_Goal_. Copy the data below exactly, omitting any picture it contains.

(Entries taken from a collection)
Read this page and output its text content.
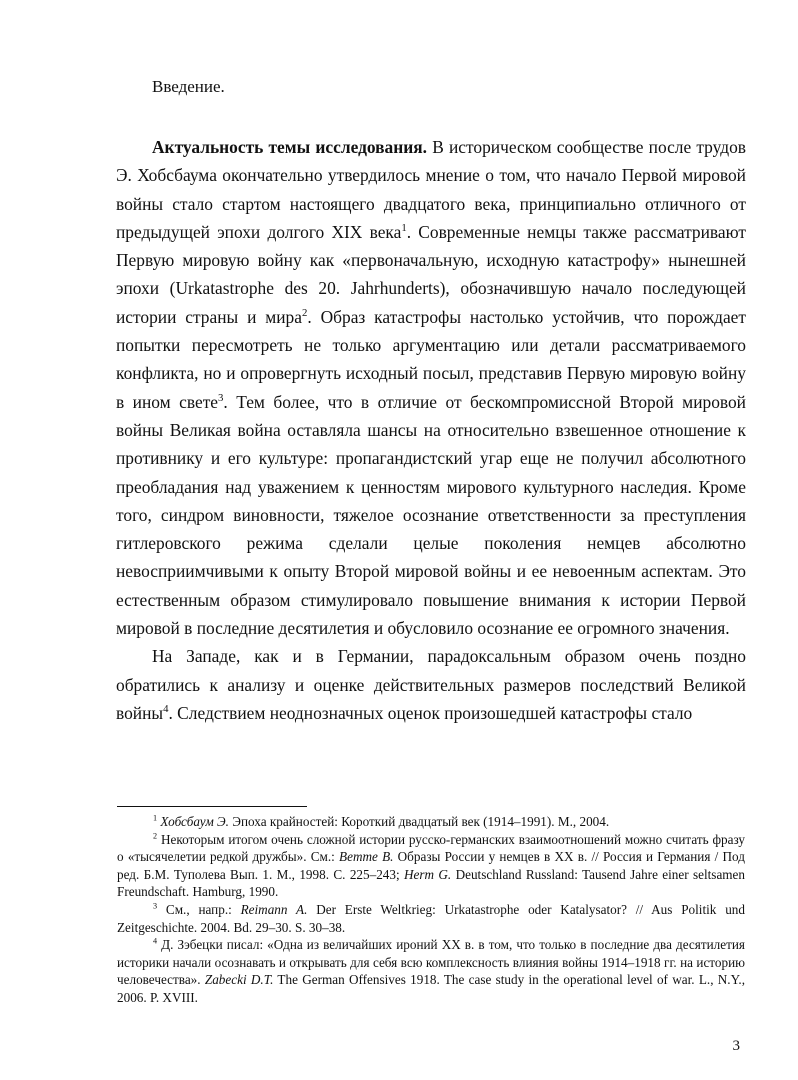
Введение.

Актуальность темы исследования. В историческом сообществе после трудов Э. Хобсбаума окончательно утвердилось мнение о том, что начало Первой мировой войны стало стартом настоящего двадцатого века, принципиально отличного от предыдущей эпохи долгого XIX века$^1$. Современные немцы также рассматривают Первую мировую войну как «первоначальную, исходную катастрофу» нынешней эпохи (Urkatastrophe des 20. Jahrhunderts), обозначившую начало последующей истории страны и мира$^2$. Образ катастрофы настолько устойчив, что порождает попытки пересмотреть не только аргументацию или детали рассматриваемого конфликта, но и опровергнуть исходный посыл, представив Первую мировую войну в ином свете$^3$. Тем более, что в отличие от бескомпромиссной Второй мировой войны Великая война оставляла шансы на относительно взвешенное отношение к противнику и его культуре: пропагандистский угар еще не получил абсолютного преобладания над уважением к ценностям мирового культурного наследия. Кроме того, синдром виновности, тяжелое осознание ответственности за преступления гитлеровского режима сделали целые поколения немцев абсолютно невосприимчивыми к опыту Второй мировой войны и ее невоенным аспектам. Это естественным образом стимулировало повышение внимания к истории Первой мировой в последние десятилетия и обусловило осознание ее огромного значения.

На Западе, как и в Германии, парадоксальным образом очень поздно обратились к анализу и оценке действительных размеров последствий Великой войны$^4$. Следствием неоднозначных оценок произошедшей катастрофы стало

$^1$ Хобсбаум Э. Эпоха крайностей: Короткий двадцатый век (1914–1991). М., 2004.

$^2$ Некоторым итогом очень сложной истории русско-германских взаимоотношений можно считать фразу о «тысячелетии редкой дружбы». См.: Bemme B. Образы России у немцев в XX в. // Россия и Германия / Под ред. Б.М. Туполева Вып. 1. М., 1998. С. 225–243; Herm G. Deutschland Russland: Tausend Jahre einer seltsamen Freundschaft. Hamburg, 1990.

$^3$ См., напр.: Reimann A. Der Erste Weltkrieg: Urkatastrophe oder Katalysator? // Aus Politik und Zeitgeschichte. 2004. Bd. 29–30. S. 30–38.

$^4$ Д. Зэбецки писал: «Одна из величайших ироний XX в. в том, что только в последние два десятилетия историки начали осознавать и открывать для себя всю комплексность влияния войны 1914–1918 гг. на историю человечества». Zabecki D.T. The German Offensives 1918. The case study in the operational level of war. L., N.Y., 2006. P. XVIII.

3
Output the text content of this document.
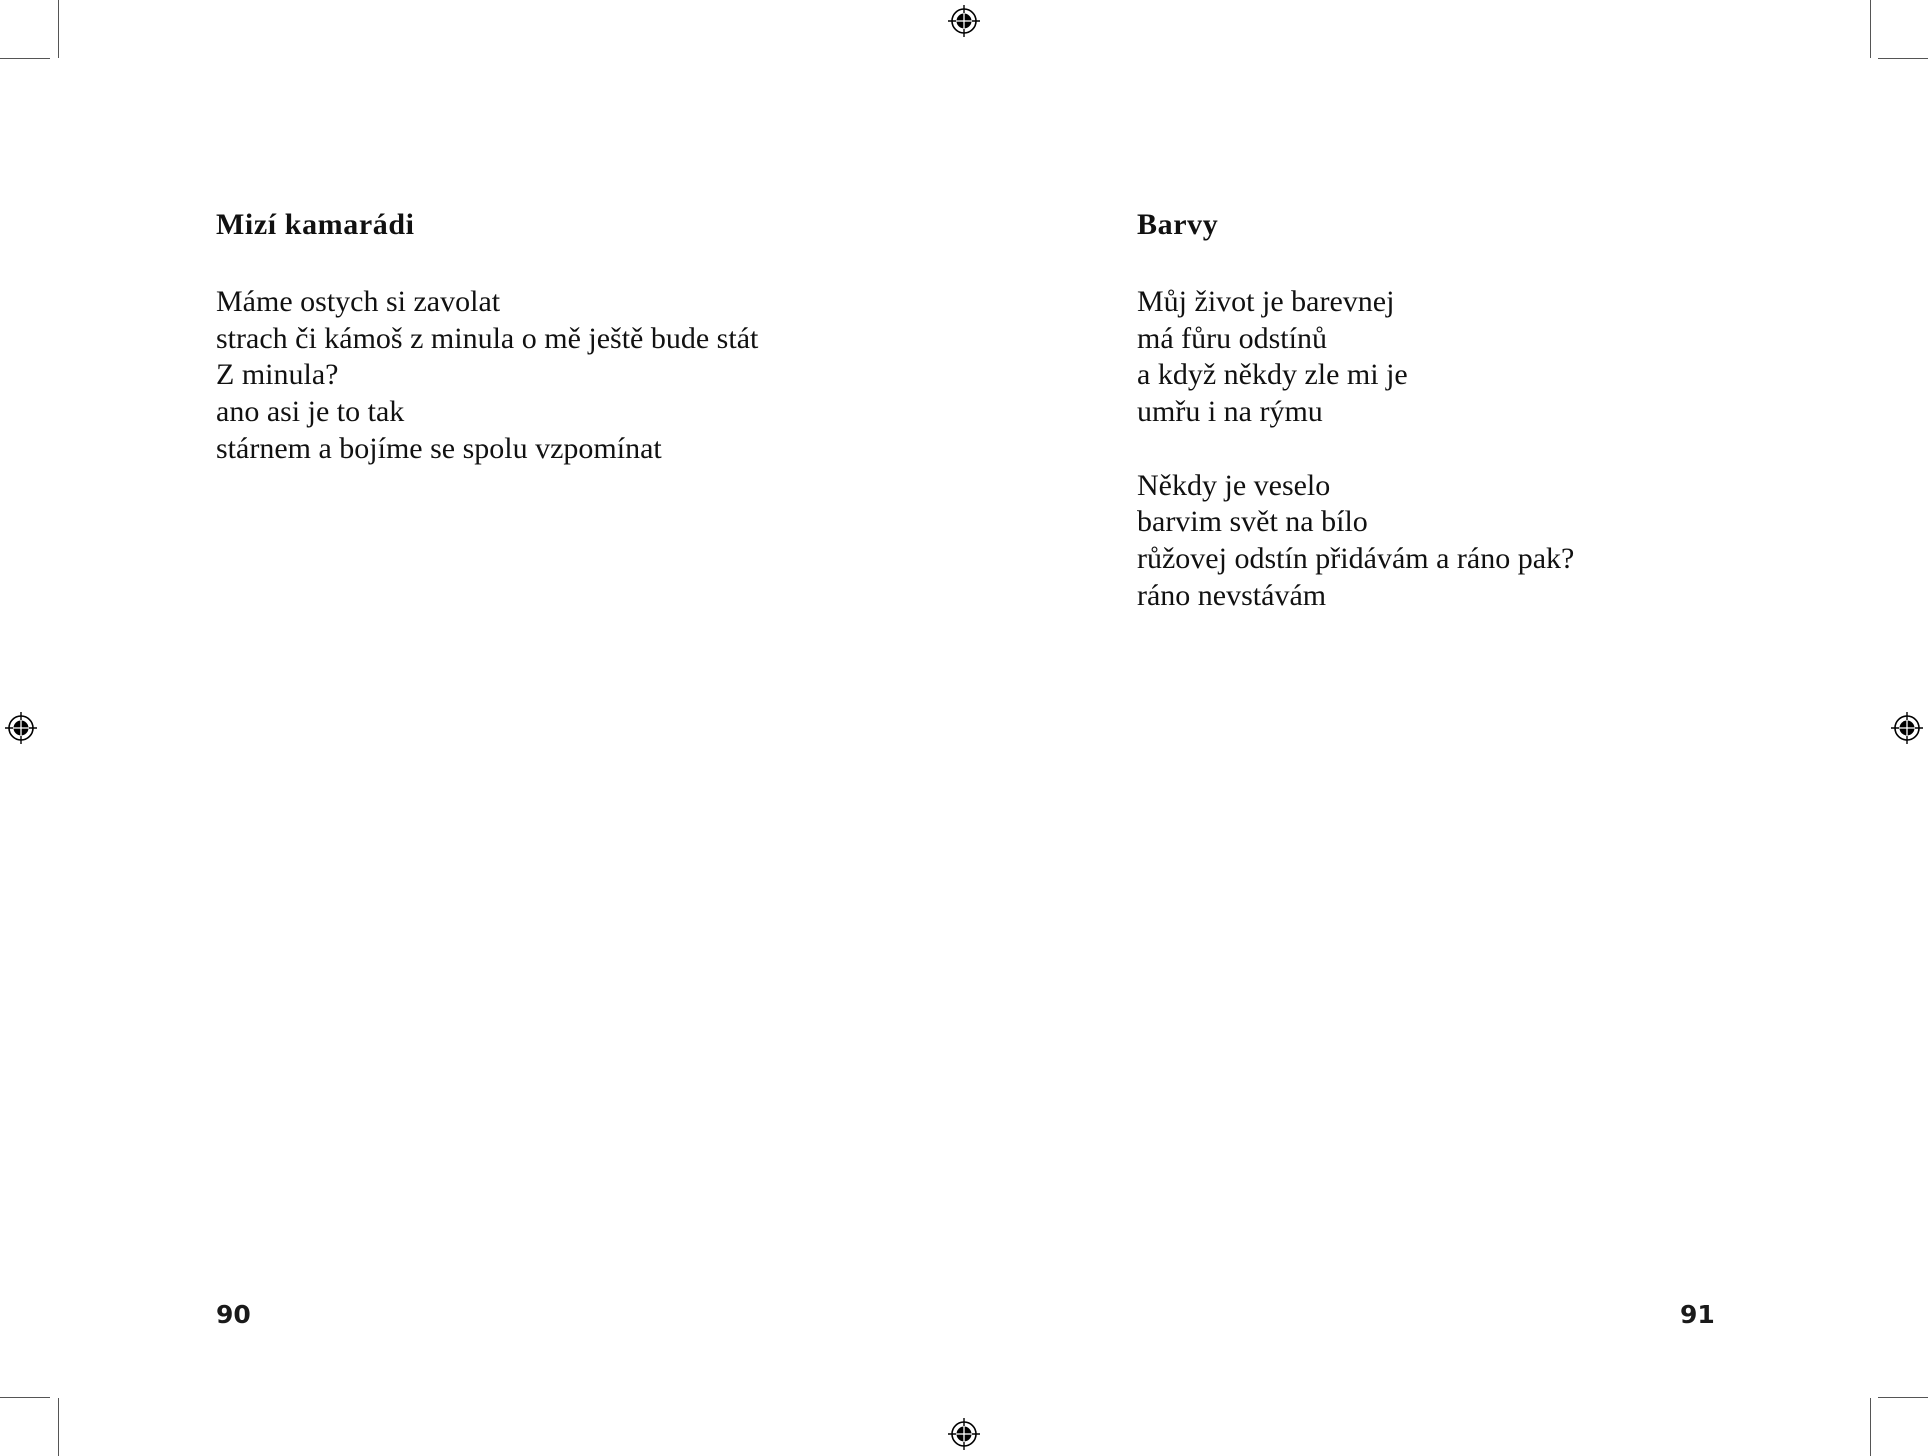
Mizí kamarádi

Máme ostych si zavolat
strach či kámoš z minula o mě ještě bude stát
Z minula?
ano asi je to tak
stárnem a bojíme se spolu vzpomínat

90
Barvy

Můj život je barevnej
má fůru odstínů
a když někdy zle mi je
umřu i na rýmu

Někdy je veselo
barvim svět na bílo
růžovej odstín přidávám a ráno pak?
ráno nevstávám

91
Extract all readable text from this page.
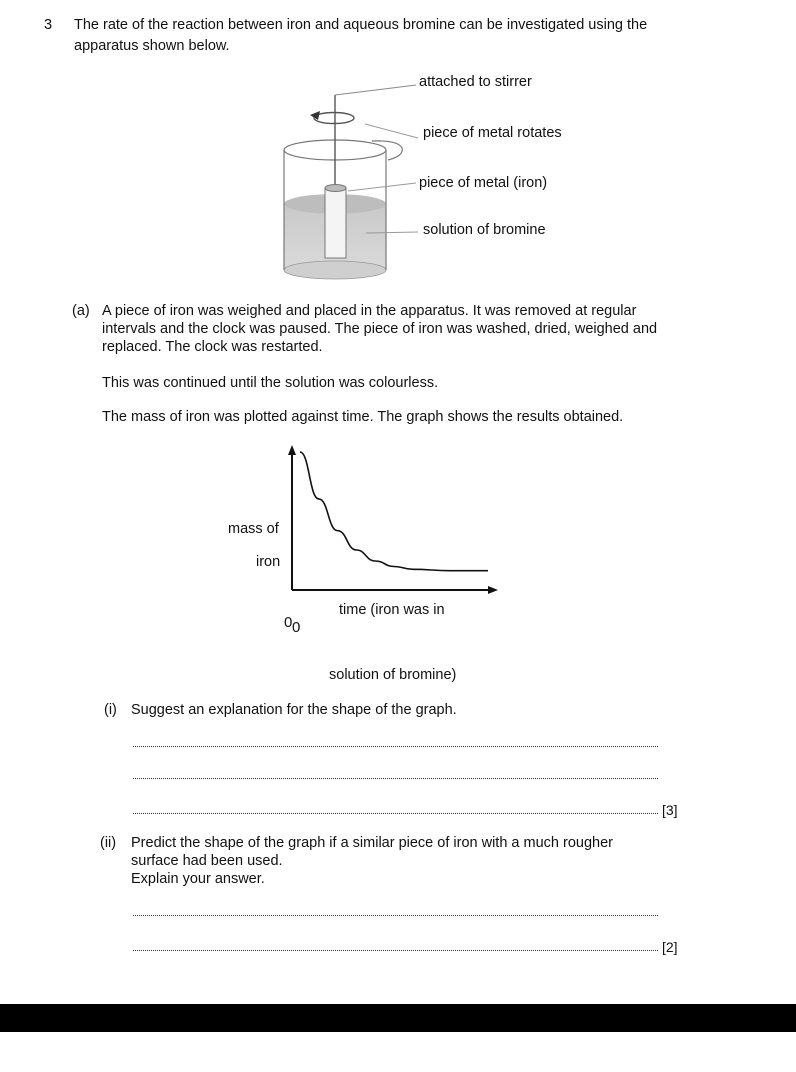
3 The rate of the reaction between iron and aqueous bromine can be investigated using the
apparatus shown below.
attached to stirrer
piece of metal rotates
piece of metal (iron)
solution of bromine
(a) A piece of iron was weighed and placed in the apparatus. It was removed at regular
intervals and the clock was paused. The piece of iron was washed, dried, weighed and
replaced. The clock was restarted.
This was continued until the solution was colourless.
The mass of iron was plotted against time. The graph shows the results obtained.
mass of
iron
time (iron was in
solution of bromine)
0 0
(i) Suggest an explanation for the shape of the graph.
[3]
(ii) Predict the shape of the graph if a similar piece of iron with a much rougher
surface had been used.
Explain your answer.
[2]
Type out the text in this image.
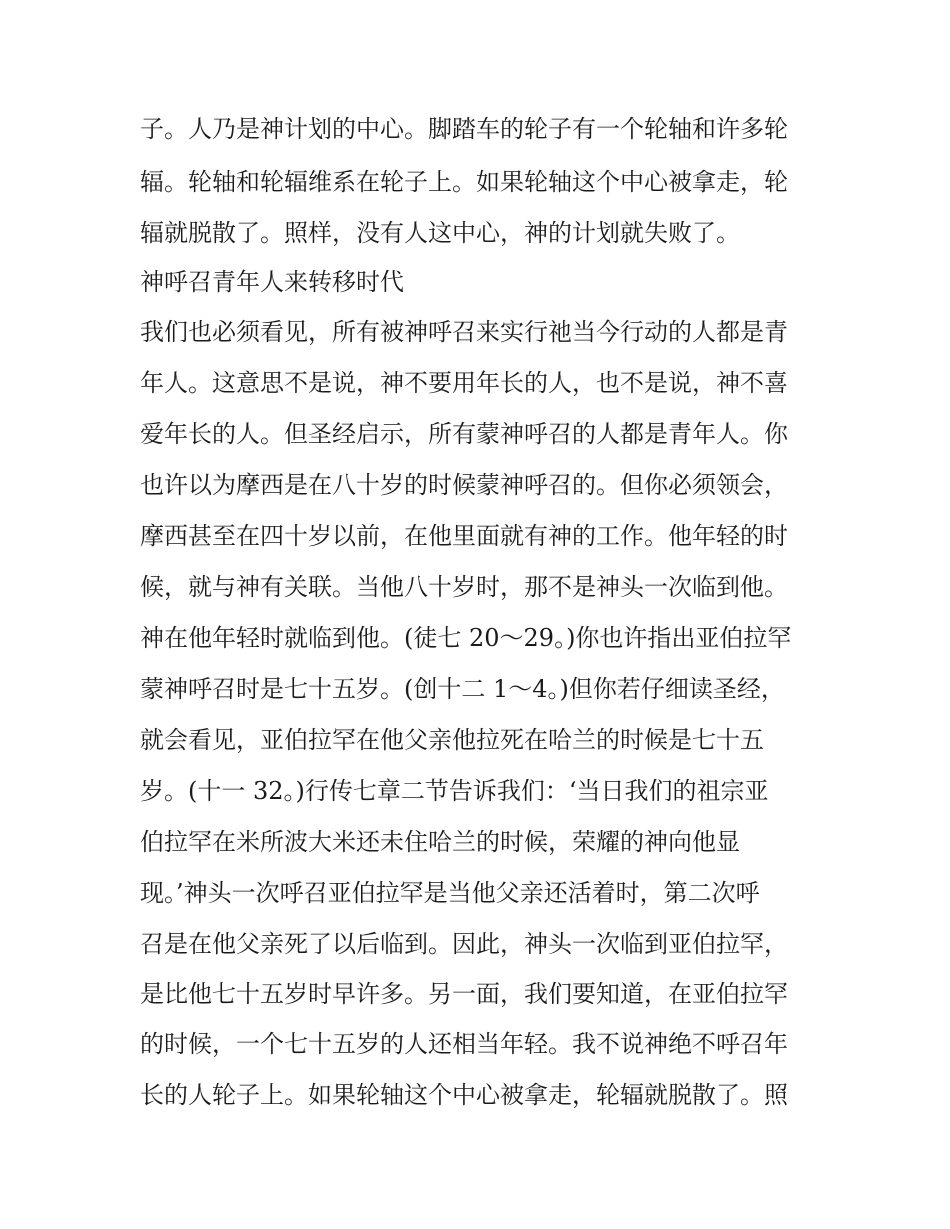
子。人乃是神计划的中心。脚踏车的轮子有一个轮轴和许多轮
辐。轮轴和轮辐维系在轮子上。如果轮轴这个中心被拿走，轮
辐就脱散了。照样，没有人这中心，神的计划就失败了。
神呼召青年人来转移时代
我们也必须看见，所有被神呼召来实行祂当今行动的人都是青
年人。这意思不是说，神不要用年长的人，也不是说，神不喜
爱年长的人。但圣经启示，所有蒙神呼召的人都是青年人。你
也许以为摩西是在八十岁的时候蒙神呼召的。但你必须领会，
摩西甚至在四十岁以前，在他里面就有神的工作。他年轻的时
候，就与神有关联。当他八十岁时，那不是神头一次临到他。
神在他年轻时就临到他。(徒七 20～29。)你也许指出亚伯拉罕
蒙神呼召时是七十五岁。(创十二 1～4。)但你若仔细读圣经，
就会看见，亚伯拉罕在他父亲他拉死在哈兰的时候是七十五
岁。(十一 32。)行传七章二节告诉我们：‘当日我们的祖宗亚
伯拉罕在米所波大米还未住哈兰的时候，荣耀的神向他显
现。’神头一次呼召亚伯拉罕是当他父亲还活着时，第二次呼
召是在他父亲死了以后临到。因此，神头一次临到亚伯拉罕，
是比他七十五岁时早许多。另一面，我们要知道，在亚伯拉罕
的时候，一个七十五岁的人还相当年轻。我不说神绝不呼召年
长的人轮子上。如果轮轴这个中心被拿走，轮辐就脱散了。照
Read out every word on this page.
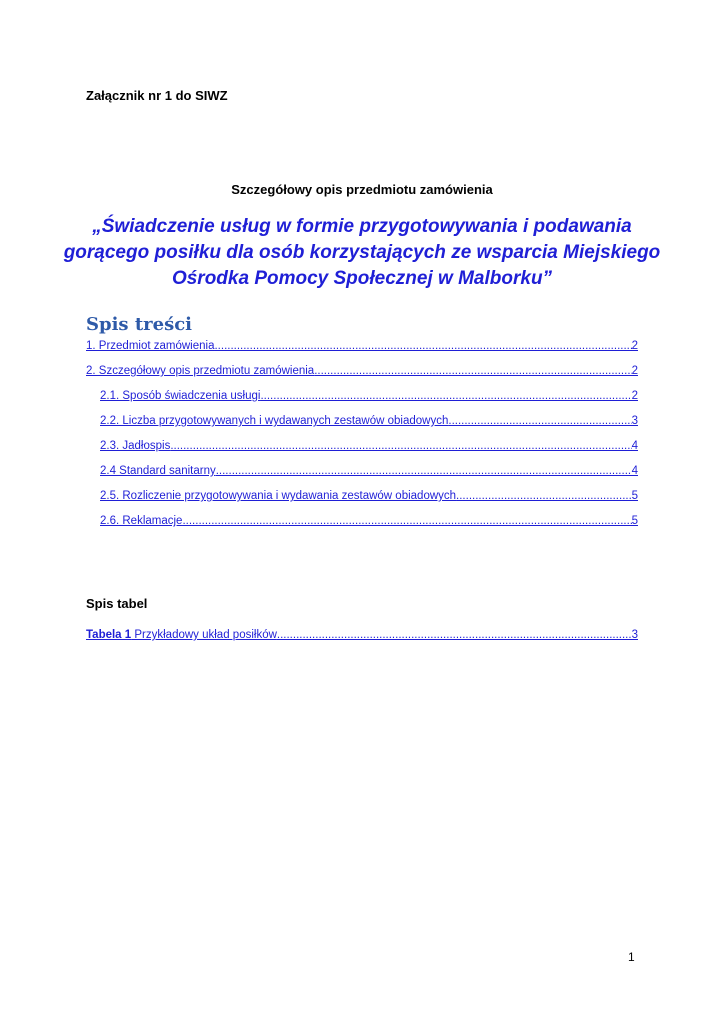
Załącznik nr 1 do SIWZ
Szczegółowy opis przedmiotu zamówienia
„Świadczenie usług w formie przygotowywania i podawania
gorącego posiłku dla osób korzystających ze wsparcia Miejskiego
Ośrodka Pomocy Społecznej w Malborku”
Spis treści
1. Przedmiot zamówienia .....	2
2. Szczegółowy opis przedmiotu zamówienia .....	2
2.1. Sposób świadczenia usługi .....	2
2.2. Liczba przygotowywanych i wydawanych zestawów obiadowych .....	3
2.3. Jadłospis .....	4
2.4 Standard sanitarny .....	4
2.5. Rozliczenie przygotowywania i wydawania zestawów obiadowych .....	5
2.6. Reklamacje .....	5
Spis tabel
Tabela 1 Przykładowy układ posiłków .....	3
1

_Response to the exercise_.
Read this page and output its text content.
Введение.

Актуальность темы исследования. В историческом сообществе после трудов Э. Хобсбаума окончательно утвердилось мнение о том, что начало Первой мировой войны стало стартом настоящего двадцатого века, принципиально отличного от предыдущей эпохи долгого XIX века$^1$. Современные немцы также рассматривают Первую мировую войну как «первоначальную, исходную катастрофу» нынешней эпохи (Urkatastrophe des 20. Jahrhunderts), обозначившую начало последующей истории страны и мира$^2$. Образ катастрофы настолько устойчив, что порождает попытки пересмотреть не только аргументацию или детали рассматриваемого конфликта, но и опровергнуть исходный посыл, представив Первую мировую войну в ином свете$^3$. Тем более, что в отличие от бескомпромиссной Второй мировой войны Великая война оставляла шансы на относительно взвешенное отношение к противнику и его культуре: пропагандистский угар еще не получил абсолютного преобладания над уважением к ценностям мирового культурного наследия. Кроме того, синдром виновности, тяжелое осознание ответственности за преступления гитлеровского режима сделали целые поколения немцев абсолютно невосприимчивыми к опыту Второй мировой войны и ее невоенным аспектам. Это естественным образом стимулировало повышение внимания к истории Первой мировой в последние десятилетия и обусловило осознание ее огромного значения.

На Западе, как и в Германии, парадоксальным образом очень поздно обратились к анализу и оценке действительных размеров последствий Великой войны$^4$. Следствием неоднозначных оценок произошедшей катастрофы стало

$^1$ Хобсбаум Э. Эпоха крайностей: Короткий двадцатый век (1914–1991). М., 2004.

$^2$ Некоторым итогом очень сложной истории русско-германских взаимоотношений можно считать фразу о «тысячелетии редкой дружбы». См.: Bemme B. Образы России у немцев в XX в. // Россия и Германия / Под ред. Б.М. Туполева Вып. 1. М., 1998. С. 225–243; Herm G. Deutschland Russland: Tausend Jahre einer seltsamen Freundschaft. Hamburg, 1990.

$^3$ См., напр.: Reimann A. Der Erste Weltkrieg: Urkatastrophe oder Katalysator? // Aus Politik und Zeitgeschichte. 2004. Bd. 29–30. S. 30–38.

$^4$ Д. Зэбецки писал: «Одна из величайших ироний XX в. в том, что только в последние два десятилетия историки начали осознавать и открывать для себя всю комплексность влияния войны 1914–1918 гг. на историю человечества». Zabecki D.T. The German Offensives 1918. The case study in the operational level of war. L., N.Y., 2006. P. XVIII.

3
Output the text content of this document.
Mizí kamarádi

Máme ostych si zavolat
strach či kámoš z minula o mě ještě bude stát
Z minula?
ano asi je to tak
stárnem a bojíme se spolu vzpomínat

90
Barvy

Můj život je barevnej
má fůru odstínů
a když někdy zle mi je
umřu i na rýmu

Někdy je veselo
barvim svět na bílo
růžovej odstín přidávám a ráno pak?
ráno nevstávám

91
Extract all readable text from this page.
3 The rate of the reaction between iron and aqueous bromine can be investigated using the
apparatus shown below.
attached to stirrer
piece of metal rotates
piece of metal (iron)
solution of bromine
(a) A piece of iron was weighed and placed in the apparatus. It was removed at regular
intervals and the clock was paused. The piece of iron was washed, dried, weighed and
replaced. The clock was restarted.
This was continued until the solution was colourless.
The mass of iron was plotted against time. The graph shows the results obtained.
mass of
iron
time (iron was in
solution of bromine)
0 0
(i) Suggest an explanation for the shape of the graph.
[3]
(ii) Predict the shape of the graph if a similar piece of iron with a much rougher
surface had been used.
Explain your answer.
[2]
Type out the text in this image.
子。人乃是神计划的中心。脚踏车的轮子有一个轮轴和许多轮
辐。轮轴和轮辐维系在轮子上。如果轮轴这个中心被拿走，轮
辐就脱散了。照样，没有人这中心，神的计划就失败了。
神呼召青年人来转移时代
我们也必须看见，所有被神呼召来实行祂当今行动的人都是青
年人。这意思不是说，神不要用年长的人，也不是说，神不喜
爱年长的人。但圣经启示，所有蒙神呼召的人都是青年人。你
也许以为摩西是在八十岁的时候蒙神呼召的。但你必须领会，
摩西甚至在四十岁以前，在他里面就有神的工作。他年轻的时
候，就与神有关联。当他八十岁时，那不是神头一次临到他。
神在他年轻时就临到他。(徒七 20～29。)你也许指出亚伯拉罕
蒙神呼召时是七十五岁。(创十二 1～4。)但你若仔细读圣经，
就会看见，亚伯拉罕在他父亲他拉死在哈兰的时候是七十五
岁。(十一 32。)行传七章二节告诉我们：‘当日我们的祖宗亚
伯拉罕在米所波大米还未住哈兰的时候，荣耀的神向他显
现。’神头一次呼召亚伯拉罕是当他父亲还活着时，第二次呼
召是在他父亲死了以后临到。因此，神头一次临到亚伯拉罕，
是比他七十五岁时早许多。另一面，我们要知道，在亚伯拉罕
的时候，一个七十五岁的人还相当年轻。我不说神绝不呼召年
长的人轮子上。如果轮轴这个中心被拿走，轮辐就脱散了。照
Read out every word on this page.
Załącznik nr 1 do SIWZ
Szczegółowy opis przedmiotu zamówienia
„Świadczenie usług w formie przygotowywania i podawania
gorącego posiłku dla osób korzystających ze wsparcia Miejskiego
Ośrodka Pomocy Społecznej w Malborku”
Spis treści
1. Przedmiot zamówienia .....	2
2. Szczegółowy opis przedmiotu zamówienia .....	2
2.1. Sposób świadczenia usługi .....	2
2.2. Liczba przygotowywanych i wydawanych zestawów obiadowych .....	3
2.3. Jadłospis .....	4
2.4 Standard sanitarny .....	4
2.5. Rozliczenie przygotowywania i wydawania zestawów obiadowych .....	5
2.6. Reklamacje .....	5
Spis tabel
Tabela 1 Przykładowy układ posiłków .....	3
1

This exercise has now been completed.